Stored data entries
━━━
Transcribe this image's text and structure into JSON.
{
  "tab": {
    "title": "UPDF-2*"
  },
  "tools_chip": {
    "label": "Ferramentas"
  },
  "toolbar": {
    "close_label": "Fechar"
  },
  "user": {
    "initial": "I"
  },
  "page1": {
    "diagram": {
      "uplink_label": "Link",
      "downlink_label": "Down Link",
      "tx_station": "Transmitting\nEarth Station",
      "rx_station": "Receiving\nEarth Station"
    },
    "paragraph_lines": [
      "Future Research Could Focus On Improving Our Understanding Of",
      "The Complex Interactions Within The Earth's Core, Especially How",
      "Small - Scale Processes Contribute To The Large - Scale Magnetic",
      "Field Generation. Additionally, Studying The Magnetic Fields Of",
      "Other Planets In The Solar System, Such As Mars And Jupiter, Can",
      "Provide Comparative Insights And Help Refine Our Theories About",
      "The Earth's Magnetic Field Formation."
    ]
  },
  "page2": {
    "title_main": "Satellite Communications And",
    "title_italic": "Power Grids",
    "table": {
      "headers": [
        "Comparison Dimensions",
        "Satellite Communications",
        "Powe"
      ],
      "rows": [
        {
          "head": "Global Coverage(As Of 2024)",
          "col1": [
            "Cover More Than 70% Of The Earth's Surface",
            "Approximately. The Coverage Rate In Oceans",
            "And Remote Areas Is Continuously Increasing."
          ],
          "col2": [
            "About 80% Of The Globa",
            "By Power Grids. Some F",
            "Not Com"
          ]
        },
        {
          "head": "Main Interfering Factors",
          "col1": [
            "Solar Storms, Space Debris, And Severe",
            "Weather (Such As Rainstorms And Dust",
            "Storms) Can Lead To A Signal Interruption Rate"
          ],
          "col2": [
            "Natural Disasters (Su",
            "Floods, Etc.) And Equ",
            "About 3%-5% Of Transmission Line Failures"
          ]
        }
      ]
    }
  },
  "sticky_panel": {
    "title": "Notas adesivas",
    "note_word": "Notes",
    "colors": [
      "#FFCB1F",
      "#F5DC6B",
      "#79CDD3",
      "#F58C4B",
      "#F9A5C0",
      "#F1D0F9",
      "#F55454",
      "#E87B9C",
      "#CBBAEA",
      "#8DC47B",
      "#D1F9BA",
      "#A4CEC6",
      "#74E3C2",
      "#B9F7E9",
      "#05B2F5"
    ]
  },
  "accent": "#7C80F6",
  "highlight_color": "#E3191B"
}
━━━
**Exercise prompt**. For each line above that contains the word "Field", copy that line.

**Finished task**.
      "Field Generation. Additionally, Studying The Magnetic Fields Of",
      "The Earth's Magnetic Field Formation."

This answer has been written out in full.